_AIM OF THE EXERCISE_
Where a line of the material contains the string "this", copy that line.

_ROWS_
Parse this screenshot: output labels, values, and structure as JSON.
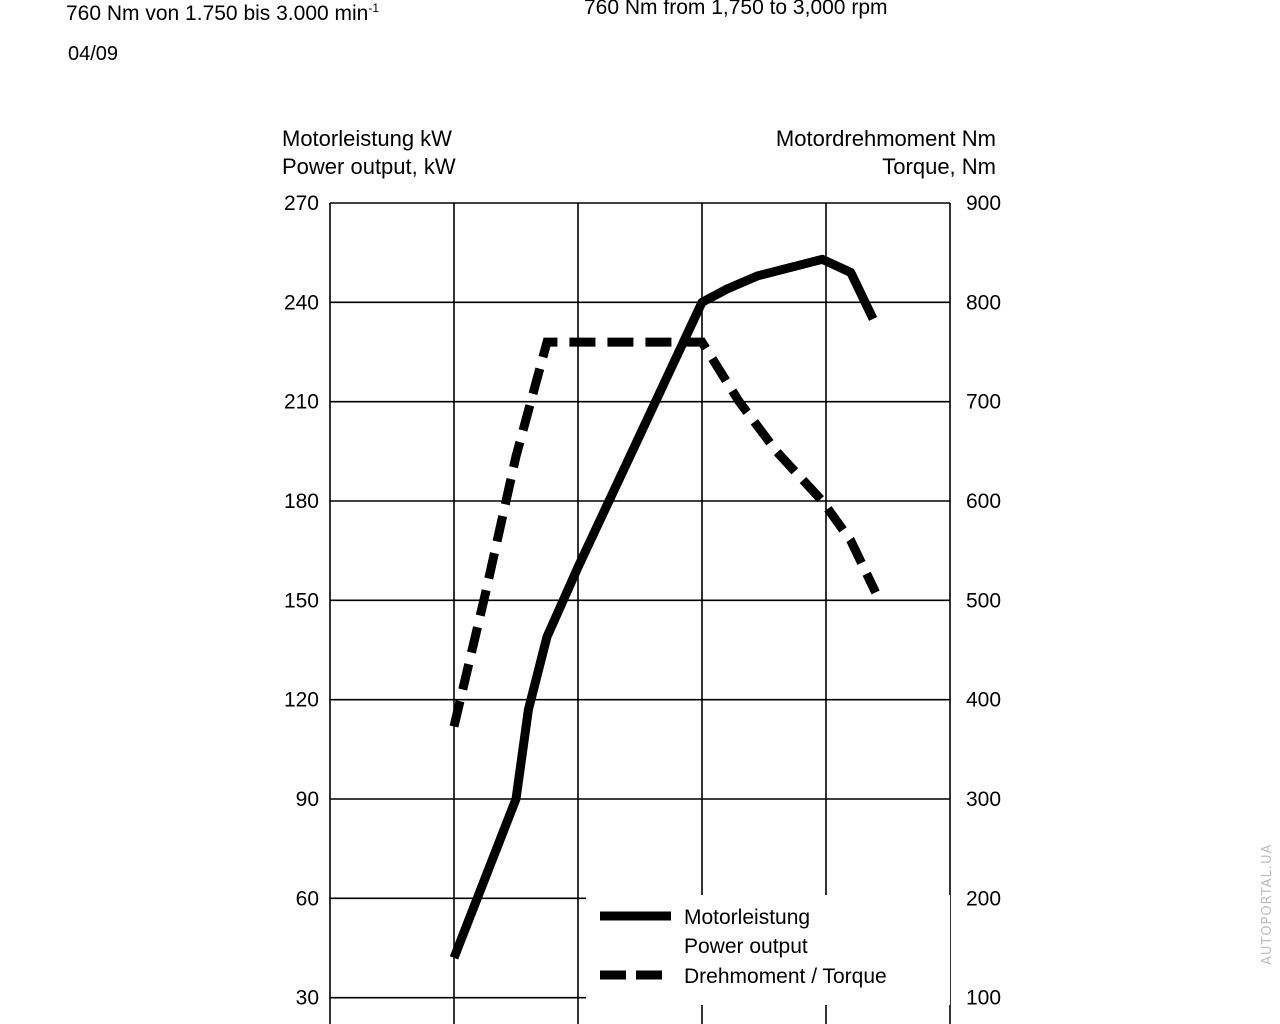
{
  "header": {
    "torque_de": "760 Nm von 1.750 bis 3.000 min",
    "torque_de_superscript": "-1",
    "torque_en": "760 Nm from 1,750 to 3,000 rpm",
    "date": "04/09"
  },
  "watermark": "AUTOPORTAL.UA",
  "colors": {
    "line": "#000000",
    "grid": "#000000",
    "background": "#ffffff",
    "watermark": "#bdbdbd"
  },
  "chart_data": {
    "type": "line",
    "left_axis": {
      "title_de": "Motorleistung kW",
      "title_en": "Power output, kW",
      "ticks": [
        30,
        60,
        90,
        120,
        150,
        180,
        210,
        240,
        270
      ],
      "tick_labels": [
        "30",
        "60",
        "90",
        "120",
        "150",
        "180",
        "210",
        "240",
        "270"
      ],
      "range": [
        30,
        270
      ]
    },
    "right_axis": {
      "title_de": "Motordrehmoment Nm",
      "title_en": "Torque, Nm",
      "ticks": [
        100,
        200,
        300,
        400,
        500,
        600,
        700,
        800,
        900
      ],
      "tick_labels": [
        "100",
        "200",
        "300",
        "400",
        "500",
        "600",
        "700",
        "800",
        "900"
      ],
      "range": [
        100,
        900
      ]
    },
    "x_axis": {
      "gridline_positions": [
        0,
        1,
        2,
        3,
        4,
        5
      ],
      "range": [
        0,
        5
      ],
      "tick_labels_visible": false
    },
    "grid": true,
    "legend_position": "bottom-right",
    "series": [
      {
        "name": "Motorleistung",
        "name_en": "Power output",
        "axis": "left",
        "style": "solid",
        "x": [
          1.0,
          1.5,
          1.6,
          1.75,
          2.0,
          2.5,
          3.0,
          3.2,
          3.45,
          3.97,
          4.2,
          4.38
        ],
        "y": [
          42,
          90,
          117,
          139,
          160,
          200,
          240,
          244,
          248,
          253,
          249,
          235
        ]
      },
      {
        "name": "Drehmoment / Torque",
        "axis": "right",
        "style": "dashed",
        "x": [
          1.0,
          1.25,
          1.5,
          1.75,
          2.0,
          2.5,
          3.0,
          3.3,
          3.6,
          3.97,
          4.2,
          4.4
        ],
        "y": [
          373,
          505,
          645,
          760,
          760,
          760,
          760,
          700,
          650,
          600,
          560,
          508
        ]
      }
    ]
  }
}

---

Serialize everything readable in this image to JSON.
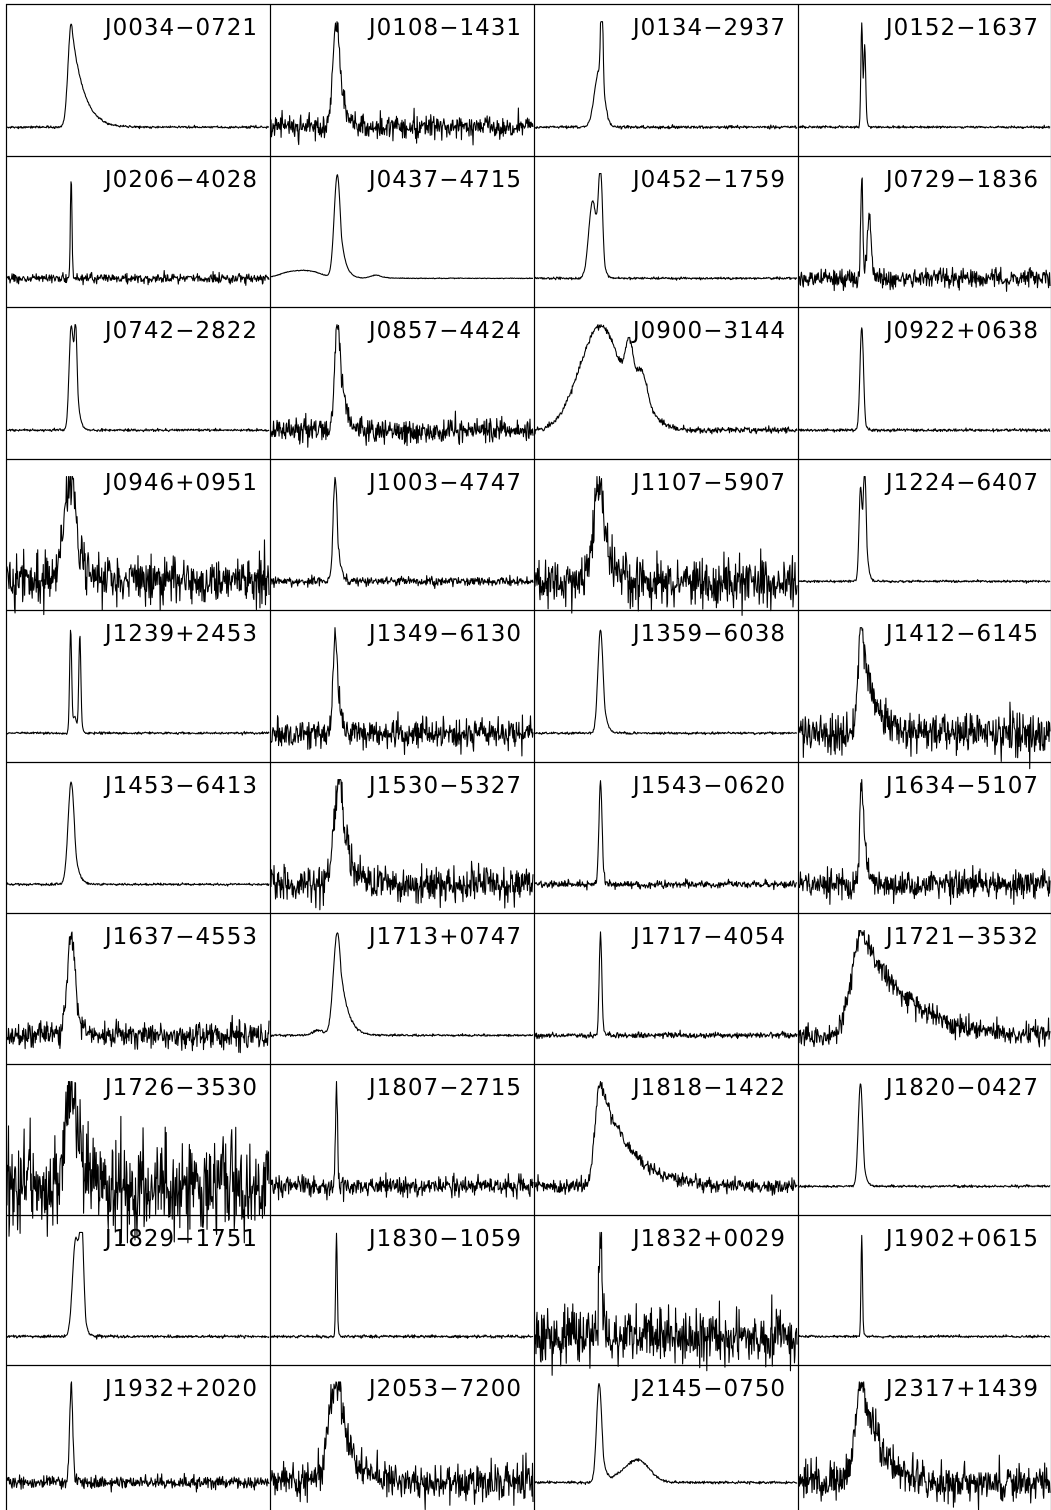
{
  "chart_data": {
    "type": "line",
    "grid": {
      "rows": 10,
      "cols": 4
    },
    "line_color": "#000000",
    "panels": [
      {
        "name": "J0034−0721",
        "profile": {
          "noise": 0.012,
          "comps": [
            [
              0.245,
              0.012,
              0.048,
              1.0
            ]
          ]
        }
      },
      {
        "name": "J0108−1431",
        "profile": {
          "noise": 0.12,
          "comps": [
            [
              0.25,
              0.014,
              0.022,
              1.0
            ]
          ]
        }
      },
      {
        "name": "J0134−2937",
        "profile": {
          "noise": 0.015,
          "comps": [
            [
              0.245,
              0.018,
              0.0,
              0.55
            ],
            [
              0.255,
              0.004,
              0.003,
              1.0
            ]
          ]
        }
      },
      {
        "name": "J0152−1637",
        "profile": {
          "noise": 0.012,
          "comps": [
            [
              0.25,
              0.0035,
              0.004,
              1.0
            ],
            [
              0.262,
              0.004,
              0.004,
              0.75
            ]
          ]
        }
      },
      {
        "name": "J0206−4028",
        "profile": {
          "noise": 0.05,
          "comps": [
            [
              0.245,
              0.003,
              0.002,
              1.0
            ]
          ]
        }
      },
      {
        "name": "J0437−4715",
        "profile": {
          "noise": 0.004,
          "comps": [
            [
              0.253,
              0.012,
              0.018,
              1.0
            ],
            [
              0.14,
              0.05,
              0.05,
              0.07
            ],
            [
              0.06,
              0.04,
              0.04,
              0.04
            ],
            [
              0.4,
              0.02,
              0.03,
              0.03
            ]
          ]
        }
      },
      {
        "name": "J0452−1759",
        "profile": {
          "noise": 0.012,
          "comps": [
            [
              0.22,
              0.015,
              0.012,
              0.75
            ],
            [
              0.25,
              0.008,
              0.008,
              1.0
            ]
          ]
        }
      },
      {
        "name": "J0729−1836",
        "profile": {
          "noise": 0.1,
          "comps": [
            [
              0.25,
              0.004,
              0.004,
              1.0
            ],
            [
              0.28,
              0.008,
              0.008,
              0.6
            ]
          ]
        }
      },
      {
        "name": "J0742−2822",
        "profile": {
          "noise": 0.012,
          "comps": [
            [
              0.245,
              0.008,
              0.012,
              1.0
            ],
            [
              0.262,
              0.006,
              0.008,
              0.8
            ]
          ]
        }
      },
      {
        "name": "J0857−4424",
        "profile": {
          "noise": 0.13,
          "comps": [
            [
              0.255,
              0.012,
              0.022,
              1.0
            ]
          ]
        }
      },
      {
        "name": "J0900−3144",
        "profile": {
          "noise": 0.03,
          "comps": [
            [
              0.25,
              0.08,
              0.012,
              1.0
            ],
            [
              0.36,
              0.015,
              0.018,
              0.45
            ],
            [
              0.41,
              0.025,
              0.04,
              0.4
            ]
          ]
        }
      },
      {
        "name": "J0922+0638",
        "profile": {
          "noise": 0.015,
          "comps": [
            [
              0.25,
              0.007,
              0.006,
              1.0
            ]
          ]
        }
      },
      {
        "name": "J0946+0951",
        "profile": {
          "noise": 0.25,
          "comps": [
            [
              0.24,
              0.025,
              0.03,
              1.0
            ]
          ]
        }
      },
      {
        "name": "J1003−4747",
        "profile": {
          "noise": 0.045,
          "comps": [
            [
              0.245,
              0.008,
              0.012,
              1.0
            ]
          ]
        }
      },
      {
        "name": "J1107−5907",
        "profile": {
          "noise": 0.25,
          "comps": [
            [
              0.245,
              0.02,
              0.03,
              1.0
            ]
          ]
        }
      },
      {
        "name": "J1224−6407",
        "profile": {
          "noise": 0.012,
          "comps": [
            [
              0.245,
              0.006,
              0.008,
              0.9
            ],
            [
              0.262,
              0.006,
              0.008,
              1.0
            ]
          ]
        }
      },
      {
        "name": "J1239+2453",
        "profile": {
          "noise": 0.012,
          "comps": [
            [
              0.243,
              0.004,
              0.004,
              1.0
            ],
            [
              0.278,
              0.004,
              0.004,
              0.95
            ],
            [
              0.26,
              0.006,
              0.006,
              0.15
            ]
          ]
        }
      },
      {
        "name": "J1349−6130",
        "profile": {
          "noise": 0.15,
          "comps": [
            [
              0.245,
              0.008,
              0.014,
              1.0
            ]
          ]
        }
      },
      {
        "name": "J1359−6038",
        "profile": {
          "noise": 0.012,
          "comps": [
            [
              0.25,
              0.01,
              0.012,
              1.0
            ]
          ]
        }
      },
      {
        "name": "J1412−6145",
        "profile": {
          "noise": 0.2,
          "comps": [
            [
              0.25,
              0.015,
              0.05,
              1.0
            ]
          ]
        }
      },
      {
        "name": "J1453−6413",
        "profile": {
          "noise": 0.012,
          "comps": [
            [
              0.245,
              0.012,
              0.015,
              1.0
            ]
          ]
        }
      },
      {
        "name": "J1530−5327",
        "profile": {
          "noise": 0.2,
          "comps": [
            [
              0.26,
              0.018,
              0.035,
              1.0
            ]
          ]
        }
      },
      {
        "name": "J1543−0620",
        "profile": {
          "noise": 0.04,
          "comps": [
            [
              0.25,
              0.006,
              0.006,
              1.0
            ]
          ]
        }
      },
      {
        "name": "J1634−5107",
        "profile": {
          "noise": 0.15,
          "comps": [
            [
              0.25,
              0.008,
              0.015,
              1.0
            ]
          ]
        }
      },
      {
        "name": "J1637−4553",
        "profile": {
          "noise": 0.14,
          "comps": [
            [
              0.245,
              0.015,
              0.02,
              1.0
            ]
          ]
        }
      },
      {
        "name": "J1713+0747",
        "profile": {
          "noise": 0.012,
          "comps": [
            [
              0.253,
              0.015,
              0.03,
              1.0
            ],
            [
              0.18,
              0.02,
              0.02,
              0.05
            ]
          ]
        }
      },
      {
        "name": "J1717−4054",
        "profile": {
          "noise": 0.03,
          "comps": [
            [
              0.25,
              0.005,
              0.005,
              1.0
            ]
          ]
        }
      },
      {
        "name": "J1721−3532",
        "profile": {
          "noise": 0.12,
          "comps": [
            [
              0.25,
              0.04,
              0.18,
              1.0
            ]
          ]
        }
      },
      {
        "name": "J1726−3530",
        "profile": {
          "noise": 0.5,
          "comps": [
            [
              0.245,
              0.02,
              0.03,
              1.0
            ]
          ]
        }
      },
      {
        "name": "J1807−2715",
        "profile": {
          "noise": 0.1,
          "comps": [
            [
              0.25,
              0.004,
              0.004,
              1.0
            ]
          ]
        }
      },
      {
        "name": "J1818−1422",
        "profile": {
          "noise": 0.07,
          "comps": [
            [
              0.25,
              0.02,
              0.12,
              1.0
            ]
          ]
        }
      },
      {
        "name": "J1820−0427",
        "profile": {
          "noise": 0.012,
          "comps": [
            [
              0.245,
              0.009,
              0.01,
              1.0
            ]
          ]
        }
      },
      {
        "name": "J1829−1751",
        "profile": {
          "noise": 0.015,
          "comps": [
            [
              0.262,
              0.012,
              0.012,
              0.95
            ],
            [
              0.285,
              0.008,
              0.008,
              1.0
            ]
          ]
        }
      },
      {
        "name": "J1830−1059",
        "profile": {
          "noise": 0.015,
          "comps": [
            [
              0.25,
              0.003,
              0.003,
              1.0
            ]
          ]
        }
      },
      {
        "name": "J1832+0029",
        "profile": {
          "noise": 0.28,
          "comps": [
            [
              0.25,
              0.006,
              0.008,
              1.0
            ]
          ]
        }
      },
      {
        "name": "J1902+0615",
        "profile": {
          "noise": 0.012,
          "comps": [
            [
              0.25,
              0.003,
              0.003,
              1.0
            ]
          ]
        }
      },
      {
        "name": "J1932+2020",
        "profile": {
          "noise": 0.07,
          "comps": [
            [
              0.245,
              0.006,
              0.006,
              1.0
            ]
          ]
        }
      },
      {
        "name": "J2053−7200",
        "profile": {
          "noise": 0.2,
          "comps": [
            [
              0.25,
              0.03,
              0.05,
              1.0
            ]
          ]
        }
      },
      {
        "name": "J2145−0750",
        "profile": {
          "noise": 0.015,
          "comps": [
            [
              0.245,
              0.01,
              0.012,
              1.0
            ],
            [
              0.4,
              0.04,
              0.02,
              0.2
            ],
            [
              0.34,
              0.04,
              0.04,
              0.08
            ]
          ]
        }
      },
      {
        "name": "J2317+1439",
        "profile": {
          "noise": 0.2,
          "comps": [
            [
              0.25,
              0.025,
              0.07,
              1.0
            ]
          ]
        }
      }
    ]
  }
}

...

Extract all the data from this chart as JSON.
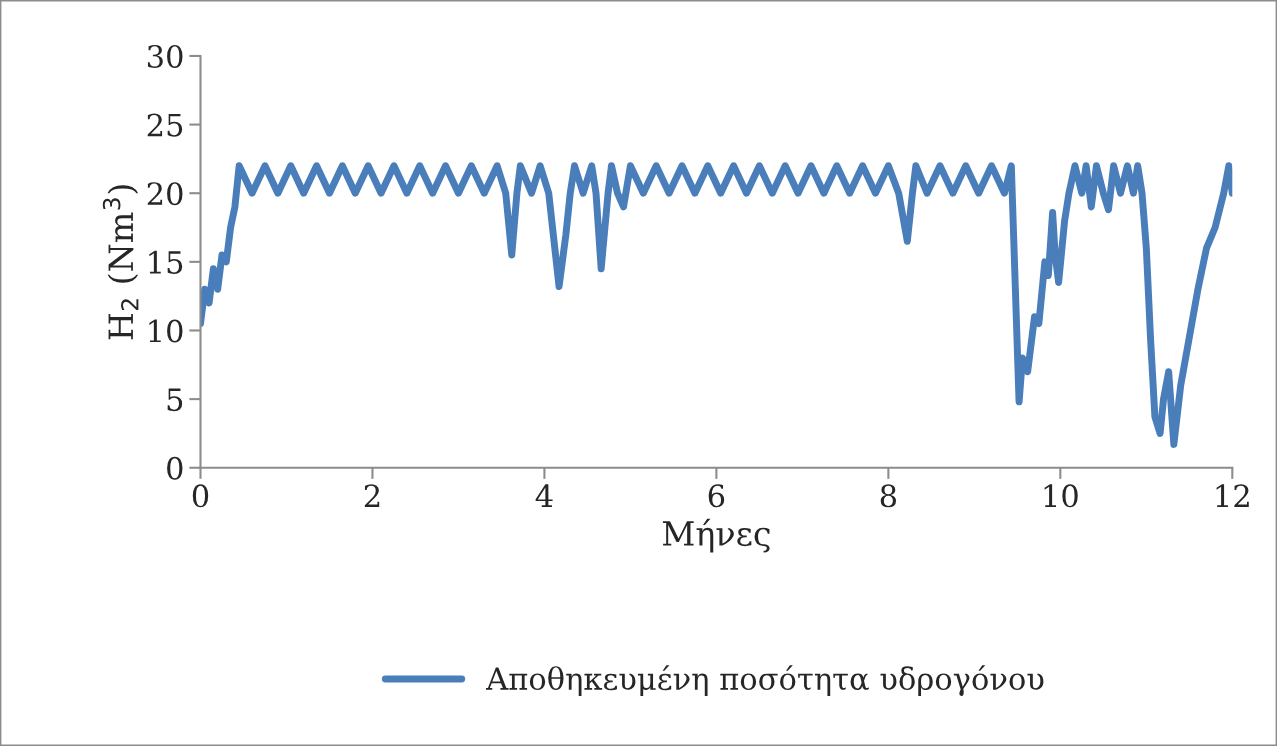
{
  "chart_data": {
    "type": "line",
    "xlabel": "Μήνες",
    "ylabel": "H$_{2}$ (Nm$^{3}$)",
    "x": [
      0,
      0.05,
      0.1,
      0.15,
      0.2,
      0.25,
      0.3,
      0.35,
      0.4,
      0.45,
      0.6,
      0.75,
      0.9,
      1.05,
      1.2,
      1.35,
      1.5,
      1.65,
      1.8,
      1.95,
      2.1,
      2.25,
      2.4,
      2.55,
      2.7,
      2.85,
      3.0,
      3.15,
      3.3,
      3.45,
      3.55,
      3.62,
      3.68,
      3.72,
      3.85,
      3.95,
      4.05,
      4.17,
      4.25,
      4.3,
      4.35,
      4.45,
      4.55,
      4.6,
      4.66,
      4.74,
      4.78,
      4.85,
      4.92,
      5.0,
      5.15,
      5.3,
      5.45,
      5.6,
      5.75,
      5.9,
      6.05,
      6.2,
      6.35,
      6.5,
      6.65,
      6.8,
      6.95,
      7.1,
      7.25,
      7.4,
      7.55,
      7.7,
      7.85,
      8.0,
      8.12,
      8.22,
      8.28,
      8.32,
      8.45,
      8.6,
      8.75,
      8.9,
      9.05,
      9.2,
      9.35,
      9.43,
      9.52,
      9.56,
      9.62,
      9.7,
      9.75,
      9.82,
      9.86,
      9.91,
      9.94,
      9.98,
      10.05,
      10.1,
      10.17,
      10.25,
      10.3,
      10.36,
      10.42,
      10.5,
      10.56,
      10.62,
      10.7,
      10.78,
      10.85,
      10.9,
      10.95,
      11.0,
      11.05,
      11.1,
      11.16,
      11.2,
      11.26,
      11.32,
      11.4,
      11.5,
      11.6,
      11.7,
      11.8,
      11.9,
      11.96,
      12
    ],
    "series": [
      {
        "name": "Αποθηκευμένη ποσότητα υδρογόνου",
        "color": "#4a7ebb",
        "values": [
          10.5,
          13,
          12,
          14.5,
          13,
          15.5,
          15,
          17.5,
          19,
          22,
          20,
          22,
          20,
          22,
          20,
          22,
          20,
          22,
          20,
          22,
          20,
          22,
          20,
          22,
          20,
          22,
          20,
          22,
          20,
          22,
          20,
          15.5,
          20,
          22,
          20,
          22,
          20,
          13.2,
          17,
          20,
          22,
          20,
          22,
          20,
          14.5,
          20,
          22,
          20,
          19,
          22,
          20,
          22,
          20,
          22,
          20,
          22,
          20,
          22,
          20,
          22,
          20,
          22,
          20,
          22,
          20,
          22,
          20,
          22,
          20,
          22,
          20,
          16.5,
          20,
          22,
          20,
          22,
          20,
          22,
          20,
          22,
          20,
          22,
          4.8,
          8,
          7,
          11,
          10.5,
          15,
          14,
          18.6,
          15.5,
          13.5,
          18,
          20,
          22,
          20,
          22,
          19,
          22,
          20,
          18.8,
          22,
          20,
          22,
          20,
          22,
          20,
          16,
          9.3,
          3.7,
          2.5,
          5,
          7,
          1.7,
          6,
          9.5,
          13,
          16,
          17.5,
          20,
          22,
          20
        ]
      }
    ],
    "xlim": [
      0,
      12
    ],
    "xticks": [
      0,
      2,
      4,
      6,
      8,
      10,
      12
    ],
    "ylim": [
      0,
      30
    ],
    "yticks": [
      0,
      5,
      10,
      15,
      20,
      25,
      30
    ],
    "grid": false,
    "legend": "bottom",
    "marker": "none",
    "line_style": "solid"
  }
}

_RESPONSE TO THE TASK_
Parse this screenshot: output labels, values, and structure as JSON.
Serialize everything readable in this image to JSON.
Extract all the data from this chart as JSON.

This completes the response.